== Record extracts

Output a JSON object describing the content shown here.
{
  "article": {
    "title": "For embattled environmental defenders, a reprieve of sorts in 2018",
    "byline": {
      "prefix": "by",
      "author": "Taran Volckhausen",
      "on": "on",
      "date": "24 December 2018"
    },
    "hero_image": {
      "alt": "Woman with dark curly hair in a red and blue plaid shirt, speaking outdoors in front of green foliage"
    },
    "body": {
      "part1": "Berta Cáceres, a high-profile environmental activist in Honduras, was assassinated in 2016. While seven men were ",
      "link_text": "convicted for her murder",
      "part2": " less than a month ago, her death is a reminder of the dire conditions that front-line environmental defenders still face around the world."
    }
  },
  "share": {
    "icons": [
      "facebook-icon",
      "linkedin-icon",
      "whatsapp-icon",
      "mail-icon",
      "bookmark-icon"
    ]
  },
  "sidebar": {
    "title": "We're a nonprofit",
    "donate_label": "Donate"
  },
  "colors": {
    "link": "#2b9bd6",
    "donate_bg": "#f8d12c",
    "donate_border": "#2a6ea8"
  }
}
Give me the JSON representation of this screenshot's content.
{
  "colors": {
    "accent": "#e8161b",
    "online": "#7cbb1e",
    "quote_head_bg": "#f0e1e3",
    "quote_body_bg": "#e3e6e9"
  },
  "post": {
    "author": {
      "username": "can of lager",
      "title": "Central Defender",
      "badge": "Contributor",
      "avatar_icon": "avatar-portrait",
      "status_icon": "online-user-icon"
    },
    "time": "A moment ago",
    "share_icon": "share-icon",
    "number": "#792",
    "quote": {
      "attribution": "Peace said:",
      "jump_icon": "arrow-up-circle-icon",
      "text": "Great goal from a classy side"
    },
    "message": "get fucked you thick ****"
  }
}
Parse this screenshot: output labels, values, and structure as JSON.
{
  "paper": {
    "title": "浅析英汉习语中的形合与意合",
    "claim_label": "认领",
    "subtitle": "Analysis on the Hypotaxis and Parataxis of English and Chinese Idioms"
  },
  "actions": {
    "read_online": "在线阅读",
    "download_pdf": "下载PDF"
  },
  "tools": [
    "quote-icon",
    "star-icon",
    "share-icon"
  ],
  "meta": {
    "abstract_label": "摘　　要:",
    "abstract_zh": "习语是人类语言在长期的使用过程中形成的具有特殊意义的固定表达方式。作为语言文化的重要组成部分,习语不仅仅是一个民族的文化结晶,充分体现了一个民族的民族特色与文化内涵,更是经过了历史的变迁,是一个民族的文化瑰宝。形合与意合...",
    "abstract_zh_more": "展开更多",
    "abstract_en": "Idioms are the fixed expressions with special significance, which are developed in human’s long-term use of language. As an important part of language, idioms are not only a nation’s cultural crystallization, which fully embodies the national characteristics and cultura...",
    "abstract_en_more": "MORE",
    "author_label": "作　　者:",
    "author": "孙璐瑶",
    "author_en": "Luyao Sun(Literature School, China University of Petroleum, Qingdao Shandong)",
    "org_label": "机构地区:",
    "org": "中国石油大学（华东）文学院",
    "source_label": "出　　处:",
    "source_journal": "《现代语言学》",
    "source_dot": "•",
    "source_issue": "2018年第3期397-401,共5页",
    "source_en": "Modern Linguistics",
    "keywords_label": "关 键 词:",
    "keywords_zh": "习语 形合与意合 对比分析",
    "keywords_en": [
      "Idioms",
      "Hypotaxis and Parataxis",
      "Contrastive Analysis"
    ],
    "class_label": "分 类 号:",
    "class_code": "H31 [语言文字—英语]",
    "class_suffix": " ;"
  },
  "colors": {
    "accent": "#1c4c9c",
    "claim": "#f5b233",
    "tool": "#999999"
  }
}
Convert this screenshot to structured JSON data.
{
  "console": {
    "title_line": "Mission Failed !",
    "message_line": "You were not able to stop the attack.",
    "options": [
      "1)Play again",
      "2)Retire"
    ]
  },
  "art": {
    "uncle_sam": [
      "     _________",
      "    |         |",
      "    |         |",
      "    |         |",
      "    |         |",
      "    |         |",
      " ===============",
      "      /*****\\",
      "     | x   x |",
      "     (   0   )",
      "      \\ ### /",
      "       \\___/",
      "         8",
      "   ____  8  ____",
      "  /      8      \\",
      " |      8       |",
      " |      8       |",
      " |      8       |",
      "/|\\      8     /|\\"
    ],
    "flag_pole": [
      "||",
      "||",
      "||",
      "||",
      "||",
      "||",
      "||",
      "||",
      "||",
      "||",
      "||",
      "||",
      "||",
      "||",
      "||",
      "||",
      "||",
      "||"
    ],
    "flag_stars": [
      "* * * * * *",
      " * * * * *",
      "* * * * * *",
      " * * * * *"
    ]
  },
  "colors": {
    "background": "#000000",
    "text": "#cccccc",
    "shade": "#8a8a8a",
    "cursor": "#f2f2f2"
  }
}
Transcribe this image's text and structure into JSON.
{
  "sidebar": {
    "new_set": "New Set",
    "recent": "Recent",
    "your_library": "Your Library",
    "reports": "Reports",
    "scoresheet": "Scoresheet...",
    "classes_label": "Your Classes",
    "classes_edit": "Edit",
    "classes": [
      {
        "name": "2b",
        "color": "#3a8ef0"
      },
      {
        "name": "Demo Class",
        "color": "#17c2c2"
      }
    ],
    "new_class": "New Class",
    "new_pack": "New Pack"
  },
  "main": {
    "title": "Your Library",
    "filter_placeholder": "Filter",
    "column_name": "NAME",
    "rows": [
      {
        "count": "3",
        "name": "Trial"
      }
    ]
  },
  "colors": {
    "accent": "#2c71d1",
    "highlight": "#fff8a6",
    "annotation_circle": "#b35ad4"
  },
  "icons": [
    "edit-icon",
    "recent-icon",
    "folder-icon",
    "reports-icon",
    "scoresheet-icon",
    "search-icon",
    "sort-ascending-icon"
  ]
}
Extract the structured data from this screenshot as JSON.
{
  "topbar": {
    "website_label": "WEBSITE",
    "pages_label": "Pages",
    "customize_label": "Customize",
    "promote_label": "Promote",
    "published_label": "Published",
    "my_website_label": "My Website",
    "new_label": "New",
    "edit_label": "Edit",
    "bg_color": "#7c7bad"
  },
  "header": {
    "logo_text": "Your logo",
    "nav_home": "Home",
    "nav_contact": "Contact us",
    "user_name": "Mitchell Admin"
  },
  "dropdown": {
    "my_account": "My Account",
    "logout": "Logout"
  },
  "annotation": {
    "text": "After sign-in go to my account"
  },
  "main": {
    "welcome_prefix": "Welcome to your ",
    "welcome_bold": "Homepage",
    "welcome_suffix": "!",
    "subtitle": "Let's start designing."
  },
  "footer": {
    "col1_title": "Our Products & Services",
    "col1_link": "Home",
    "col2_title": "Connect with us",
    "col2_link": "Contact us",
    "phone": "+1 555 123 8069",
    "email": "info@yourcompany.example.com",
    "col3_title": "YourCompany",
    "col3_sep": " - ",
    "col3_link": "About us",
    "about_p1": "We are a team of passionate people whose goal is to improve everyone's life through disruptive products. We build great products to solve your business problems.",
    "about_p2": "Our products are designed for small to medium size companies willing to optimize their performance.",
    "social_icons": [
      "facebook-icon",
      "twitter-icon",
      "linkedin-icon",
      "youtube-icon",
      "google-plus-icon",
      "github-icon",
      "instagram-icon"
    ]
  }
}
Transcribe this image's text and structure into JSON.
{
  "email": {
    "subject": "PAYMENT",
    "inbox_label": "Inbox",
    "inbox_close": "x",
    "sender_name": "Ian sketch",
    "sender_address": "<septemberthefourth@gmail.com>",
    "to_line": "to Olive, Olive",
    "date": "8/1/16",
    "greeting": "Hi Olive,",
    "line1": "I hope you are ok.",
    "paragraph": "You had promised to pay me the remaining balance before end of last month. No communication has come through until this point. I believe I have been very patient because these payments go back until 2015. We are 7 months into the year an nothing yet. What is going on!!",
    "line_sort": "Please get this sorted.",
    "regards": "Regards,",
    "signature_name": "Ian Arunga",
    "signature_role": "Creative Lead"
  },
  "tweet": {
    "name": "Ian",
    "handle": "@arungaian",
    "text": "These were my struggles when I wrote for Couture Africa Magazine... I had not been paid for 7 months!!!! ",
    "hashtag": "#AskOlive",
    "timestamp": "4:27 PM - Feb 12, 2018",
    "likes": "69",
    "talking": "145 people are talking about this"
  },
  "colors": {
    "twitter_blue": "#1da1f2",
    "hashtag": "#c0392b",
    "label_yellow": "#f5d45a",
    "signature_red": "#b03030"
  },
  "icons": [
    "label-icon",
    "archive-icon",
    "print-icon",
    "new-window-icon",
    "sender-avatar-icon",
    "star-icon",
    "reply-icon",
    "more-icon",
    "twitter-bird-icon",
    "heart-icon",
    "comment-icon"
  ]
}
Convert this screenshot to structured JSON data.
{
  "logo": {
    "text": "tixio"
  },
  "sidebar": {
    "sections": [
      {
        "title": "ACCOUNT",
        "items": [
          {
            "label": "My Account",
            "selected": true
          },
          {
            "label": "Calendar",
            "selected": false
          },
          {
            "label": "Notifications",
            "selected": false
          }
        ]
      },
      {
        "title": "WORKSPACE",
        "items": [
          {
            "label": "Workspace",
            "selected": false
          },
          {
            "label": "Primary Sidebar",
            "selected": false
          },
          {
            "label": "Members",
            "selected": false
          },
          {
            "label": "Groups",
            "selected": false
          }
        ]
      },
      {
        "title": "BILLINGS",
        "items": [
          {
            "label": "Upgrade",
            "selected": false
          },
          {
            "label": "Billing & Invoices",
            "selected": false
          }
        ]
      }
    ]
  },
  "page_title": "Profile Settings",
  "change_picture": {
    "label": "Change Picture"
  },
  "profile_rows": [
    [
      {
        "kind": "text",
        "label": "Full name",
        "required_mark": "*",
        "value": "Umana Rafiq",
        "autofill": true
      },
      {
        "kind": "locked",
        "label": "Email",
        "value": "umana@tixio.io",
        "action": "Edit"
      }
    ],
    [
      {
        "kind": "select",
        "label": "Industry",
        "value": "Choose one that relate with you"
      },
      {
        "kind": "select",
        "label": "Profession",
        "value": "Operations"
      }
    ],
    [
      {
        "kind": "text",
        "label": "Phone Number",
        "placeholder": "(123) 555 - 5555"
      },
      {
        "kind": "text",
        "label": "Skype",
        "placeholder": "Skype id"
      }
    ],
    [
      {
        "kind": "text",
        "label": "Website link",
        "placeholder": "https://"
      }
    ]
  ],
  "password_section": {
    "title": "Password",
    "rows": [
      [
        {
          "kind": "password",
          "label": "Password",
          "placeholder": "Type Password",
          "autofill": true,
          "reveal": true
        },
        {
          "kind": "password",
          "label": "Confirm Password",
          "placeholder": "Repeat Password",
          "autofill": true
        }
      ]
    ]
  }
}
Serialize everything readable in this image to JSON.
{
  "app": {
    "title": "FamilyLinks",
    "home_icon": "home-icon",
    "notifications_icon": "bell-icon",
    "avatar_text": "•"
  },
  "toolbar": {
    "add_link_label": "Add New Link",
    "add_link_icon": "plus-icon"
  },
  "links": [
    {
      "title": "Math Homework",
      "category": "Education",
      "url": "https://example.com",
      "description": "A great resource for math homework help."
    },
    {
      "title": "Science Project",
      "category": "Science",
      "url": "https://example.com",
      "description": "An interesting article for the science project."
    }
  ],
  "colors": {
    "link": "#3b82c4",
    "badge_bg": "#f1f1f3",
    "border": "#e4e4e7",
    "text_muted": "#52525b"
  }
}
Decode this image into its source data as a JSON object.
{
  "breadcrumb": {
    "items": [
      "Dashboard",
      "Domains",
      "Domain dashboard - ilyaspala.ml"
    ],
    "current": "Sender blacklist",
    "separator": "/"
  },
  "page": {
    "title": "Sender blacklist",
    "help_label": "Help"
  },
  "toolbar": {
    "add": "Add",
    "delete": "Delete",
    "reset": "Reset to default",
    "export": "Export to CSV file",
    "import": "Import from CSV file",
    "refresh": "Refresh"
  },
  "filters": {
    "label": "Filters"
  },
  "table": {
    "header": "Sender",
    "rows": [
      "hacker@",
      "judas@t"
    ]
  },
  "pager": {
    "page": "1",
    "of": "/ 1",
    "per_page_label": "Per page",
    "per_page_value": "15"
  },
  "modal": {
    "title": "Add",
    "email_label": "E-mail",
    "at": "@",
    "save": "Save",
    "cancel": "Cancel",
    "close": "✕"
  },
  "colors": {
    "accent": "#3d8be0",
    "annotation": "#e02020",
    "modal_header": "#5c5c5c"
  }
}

====

Work to be completed:
Of the lines in the listing, how many hold the word "data"? Nothing but the number is needed.

Finished answer:
4